◆ **What to do**: Without including the pictures, copy out every line below.

(Extracted records)
◆ ◆ ◆ ◆ ◆

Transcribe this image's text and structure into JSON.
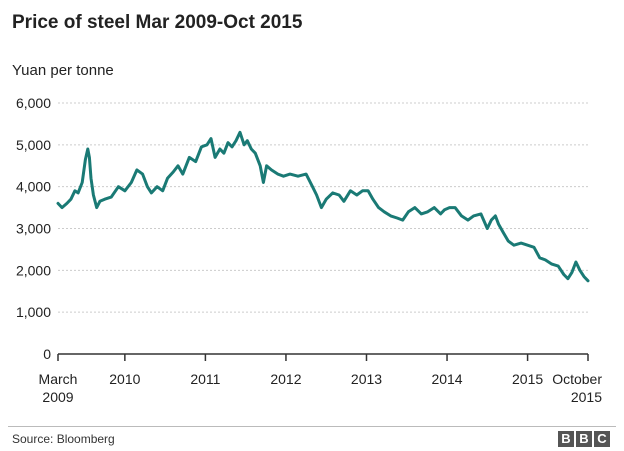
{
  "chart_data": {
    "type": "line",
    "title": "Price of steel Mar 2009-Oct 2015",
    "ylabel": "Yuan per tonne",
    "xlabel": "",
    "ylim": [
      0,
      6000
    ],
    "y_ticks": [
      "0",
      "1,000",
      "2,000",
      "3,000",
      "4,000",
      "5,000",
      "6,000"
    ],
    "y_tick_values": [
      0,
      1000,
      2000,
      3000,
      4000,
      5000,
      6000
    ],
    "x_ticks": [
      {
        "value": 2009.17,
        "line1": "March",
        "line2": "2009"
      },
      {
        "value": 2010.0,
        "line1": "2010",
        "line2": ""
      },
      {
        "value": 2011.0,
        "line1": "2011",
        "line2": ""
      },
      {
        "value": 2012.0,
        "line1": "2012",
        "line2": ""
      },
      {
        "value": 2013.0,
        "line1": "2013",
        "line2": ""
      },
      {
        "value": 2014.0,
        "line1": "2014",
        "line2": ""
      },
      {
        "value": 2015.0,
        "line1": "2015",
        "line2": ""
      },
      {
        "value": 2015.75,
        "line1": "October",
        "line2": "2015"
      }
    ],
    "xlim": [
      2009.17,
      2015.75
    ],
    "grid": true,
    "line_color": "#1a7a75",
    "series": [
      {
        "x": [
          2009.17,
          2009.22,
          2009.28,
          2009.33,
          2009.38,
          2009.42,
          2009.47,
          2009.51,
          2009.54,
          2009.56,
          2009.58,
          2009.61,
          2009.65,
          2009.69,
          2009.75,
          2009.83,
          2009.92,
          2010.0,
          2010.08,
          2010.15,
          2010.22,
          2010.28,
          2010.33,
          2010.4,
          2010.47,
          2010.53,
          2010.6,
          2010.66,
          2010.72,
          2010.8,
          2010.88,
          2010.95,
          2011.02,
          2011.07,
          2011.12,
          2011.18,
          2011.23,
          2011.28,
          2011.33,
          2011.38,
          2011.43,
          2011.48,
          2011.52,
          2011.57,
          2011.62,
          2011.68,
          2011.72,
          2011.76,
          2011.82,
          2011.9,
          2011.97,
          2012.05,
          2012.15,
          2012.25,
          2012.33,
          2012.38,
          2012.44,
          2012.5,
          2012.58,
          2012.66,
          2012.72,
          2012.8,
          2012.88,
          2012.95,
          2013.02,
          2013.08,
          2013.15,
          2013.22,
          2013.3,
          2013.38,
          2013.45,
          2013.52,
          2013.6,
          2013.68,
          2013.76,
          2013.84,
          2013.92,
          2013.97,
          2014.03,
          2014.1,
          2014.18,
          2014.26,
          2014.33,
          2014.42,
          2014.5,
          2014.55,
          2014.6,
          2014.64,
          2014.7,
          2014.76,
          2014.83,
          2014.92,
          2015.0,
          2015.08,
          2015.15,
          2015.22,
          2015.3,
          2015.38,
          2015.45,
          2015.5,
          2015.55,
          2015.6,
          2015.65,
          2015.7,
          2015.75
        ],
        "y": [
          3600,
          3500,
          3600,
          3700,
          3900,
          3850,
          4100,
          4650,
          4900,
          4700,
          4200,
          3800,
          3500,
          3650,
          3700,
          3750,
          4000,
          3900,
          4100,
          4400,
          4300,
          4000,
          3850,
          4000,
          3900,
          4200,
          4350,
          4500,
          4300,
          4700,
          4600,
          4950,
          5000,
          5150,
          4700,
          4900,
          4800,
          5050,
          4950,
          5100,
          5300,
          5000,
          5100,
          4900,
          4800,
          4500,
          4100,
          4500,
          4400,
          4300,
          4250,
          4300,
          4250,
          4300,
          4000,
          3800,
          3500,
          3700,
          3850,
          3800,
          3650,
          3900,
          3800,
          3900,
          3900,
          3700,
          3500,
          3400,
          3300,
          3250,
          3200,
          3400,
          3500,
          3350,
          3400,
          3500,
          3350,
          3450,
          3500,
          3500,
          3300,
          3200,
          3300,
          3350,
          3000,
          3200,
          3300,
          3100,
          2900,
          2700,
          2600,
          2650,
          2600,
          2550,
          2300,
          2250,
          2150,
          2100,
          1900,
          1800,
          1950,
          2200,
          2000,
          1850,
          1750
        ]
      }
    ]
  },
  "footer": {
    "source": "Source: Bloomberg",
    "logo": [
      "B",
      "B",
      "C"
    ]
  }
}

◆ ◆ ◆ ◆ ◆

◆ **Written response**:
Transcribe this image's text and structure into JSON.
{
  "chart_data": {
    "type": "line",
    "title": "Price of steel Mar 2009-Oct 2015",
    "ylabel": "Yuan per tonne",
    "xlabel": "",
    "ylim": [
      0,
      6000
    ],
    "y_ticks": [
      "0",
      "1,000",
      "2,000",
      "3,000",
      "4,000",
      "5,000",
      "6,000"
    ],
    "y_tick_values": [
      0,
      1000,
      2000,
      3000,
      4000,
      5000,
      6000
    ],
    "x_ticks": [
      {
        "value": 2009.17,
        "line1": "March",
        "line2": "2009"
      },
      {
        "value": 2010.0,
        "line1": "2010",
        "line2": ""
      },
      {
        "value": 2011.0,
        "line1": "2011",
        "line2": ""
      },
      {
        "value": 2012.0,
        "line1": "2012",
        "line2": ""
      },
      {
        "value": 2013.0,
        "line1": "2013",
        "line2": ""
      },
      {
        "value": 2014.0,
        "line1": "2014",
        "line2": ""
      },
      {
        "value": 2015.0,
        "line1": "2015",
        "line2": ""
      },
      {
        "value": 2015.75,
        "line1": "October",
        "line2": "2015"
      }
    ],
    "xlim": [
      2009.17,
      2015.75
    ],
    "grid": true,
    "line_color": "#1a7a75",
    "series": [
      {
        "x": [
          2009.17,
          2009.22,
          2009.28,
          2009.33,
          2009.38,
          2009.42,
          2009.47,
          2009.51,
          2009.54,
          2009.56,
          2009.58,
          2009.61,
          2009.65,
          2009.69,
          2009.75,
          2009.83,
          2009.92,
          2010.0,
          2010.08,
          2010.15,
          2010.22,
          2010.28,
          2010.33,
          2010.4,
          2010.47,
          2010.53,
          2010.6,
          2010.66,
          2010.72,
          2010.8,
          2010.88,
          2010.95,
          2011.02,
          2011.07,
          2011.12,
          2011.18,
          2011.23,
          2011.28,
          2011.33,
          2011.38,
          2011.43,
          2011.48,
          2011.52,
          2011.57,
          2011.62,
          2011.68,
          2011.72,
          2011.76,
          2011.82,
          2011.9,
          2011.97,
          2012.05,
          2012.15,
          2012.25,
          2012.33,
          2012.38,
          2012.44,
          2012.5,
          2012.58,
          2012.66,
          2012.72,
          2012.8,
          2012.88,
          2012.95,
          2013.02,
          2013.08,
          2013.15,
          2013.22,
          2013.3,
          2013.38,
          2013.45,
          2013.52,
          2013.6,
          2013.68,
          2013.76,
          2013.84,
          2013.92,
          2013.97,
          2014.03,
          2014.1,
          2014.18,
          2014.26,
          2014.33,
          2014.42,
          2014.5,
          2014.55,
          2014.6,
          2014.64,
          2014.7,
          2014.76,
          2014.83,
          2014.92,
          2015.0,
          2015.08,
          2015.15,
          2015.22,
          2015.3,
          2015.38,
          2015.45,
          2015.5,
          2015.55,
          2015.6,
          2015.65,
          2015.7,
          2015.75
        ],
        "y": [
          3600,
          3500,
          3600,
          3700,
          3900,
          3850,
          4100,
          4650,
          4900,
          4700,
          4200,
          3800,
          3500,
          3650,
          3700,
          3750,
          4000,
          3900,
          4100,
          4400,
          4300,
          4000,
          3850,
          4000,
          3900,
          4200,
          4350,
          4500,
          4300,
          4700,
          4600,
          4950,
          5000,
          5150,
          4700,
          4900,
          4800,
          5050,
          4950,
          5100,
          5300,
          5000,
          5100,
          4900,
          4800,
          4500,
          4100,
          4500,
          4400,
          4300,
          4250,
          4300,
          4250,
          4300,
          4000,
          3800,
          3500,
          3700,
          3850,
          3800,
          3650,
          3900,
          3800,
          3900,
          3900,
          3700,
          3500,
          3400,
          3300,
          3250,
          3200,
          3400,
          3500,
          3350,
          3400,
          3500,
          3350,
          3450,
          3500,
          3500,
          3300,
          3200,
          3300,
          3350,
          3000,
          3200,
          3300,
          3100,
          2900,
          2700,
          2600,
          2650,
          2600,
          2550,
          2300,
          2250,
          2150,
          2100,
          1900,
          1800,
          1950,
          2200,
          2000,
          1850,
          1750
        ]
      }
    ]
  },
  "footer": {
    "source": "Source: Bloomberg",
    "logo": [
      "B",
      "B",
      "C"
    ]
  }
}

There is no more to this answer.